Dataset items
** BEGIN **
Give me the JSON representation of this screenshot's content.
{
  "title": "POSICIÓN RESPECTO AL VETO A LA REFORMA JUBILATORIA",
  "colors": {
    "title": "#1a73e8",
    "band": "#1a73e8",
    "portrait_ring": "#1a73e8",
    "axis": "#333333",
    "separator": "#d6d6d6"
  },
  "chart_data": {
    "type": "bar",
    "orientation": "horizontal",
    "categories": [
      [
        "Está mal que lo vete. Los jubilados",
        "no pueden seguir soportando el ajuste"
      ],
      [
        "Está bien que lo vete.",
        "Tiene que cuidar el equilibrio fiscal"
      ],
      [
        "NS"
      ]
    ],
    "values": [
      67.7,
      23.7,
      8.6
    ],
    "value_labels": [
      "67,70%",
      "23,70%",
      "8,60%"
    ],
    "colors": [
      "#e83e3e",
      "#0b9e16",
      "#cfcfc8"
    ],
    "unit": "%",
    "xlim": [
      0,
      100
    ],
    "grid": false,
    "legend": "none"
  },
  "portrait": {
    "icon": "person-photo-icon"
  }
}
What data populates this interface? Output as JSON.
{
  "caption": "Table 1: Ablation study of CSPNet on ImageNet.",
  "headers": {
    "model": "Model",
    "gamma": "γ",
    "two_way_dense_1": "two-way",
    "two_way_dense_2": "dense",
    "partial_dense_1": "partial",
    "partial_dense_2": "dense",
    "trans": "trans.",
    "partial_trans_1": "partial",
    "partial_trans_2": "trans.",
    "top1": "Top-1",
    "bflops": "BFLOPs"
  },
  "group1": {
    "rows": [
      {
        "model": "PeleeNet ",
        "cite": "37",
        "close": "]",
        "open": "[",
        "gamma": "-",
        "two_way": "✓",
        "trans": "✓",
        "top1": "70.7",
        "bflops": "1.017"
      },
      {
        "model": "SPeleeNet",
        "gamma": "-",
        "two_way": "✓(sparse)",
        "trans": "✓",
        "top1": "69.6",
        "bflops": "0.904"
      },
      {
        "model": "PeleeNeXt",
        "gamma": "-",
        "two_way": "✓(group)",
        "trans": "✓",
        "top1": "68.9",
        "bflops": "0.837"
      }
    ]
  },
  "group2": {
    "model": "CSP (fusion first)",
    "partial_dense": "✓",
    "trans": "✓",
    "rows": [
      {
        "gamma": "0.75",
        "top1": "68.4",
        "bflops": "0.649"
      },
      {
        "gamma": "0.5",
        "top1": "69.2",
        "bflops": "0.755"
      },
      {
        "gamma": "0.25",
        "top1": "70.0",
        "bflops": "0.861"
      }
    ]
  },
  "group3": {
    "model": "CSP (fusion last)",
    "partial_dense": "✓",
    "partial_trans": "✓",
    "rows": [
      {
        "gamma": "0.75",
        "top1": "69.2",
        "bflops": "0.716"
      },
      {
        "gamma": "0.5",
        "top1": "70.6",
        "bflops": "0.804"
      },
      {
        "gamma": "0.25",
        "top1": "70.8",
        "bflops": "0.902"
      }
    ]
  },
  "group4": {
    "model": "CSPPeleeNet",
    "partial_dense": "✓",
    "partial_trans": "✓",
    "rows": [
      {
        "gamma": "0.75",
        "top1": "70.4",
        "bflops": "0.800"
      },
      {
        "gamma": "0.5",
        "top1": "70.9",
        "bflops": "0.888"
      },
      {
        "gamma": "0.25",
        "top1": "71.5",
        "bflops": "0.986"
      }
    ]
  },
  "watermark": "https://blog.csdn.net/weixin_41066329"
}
** END **
**Exercise description:** Report how many lines of the listing hold the string "this", giving only the number.

**Task result:** 2